_THE REQUEST_. Pull out from the material below all lines with "zloději".

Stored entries
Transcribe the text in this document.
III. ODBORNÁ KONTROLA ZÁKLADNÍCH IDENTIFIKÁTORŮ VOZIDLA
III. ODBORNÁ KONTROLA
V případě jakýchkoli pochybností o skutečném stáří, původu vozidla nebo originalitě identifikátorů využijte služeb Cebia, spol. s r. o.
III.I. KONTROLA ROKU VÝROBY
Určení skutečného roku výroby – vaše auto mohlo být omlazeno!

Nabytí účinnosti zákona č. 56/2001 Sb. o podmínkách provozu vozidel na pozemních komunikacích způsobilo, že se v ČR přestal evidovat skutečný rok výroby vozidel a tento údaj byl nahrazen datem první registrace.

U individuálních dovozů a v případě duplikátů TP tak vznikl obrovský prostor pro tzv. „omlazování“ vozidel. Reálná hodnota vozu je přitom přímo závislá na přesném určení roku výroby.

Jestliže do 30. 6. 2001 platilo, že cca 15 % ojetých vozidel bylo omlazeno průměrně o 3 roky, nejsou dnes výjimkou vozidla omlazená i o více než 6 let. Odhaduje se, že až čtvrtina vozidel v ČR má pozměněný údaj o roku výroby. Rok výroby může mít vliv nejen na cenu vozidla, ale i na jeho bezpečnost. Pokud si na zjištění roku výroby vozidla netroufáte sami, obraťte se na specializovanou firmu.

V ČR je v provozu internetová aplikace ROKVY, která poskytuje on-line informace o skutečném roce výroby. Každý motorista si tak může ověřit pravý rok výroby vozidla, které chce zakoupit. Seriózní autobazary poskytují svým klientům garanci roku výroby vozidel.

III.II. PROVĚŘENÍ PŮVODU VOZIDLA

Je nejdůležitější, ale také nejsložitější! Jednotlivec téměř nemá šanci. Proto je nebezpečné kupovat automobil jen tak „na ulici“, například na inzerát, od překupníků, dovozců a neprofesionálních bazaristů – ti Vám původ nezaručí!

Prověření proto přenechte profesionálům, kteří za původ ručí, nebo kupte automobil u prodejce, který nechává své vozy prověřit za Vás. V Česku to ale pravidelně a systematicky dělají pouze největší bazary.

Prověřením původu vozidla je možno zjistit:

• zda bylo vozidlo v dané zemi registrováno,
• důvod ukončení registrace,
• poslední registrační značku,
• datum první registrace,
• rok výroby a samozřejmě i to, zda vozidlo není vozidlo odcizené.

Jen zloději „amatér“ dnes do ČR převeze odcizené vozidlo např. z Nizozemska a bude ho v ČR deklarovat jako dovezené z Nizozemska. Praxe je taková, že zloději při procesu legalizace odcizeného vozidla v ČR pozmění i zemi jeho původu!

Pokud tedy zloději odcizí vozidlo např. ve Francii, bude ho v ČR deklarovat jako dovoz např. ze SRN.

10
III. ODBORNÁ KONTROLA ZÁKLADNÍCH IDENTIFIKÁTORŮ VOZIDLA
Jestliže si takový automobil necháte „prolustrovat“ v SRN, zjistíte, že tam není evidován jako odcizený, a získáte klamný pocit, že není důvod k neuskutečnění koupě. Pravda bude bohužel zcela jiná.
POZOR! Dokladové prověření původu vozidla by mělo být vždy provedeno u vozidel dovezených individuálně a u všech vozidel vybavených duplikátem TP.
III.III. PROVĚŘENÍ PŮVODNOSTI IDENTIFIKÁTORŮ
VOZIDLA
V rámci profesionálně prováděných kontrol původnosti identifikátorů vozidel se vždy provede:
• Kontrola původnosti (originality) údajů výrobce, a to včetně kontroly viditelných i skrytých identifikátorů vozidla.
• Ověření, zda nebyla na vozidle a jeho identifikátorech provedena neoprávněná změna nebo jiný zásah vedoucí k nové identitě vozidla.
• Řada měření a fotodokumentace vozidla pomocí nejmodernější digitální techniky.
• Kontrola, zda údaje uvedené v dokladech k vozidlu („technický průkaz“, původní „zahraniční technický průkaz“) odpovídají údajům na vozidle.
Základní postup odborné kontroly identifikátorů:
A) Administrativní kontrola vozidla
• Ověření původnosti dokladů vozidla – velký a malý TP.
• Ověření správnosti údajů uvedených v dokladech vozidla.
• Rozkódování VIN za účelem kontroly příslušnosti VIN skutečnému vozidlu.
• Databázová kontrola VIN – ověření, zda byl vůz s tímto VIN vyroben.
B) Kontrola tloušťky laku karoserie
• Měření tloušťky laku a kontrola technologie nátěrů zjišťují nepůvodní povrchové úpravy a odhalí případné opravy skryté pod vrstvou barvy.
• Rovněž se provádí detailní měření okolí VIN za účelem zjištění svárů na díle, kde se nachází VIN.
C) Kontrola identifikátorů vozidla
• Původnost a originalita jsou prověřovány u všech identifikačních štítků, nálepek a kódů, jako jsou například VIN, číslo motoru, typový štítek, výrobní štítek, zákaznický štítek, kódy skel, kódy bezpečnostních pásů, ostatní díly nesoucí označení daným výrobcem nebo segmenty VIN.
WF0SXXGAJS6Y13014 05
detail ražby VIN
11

_ANSWER BELOW_.
Jen zloději „amatér“ dnes do ČR převeze odcizené vozidlo např. z Nizozemska a bude ho v ČR deklarovat jako dovezené z Nizozemska. Praxe je taková, že zloději při procesu legalizace odcizeného vozidla v ČR pozmění i zemi jeho původu!
Pokud tedy zloději odcizí vozidlo např. ve Francii, bude ho v ČR deklarovat jako dovoz např. ze SRN.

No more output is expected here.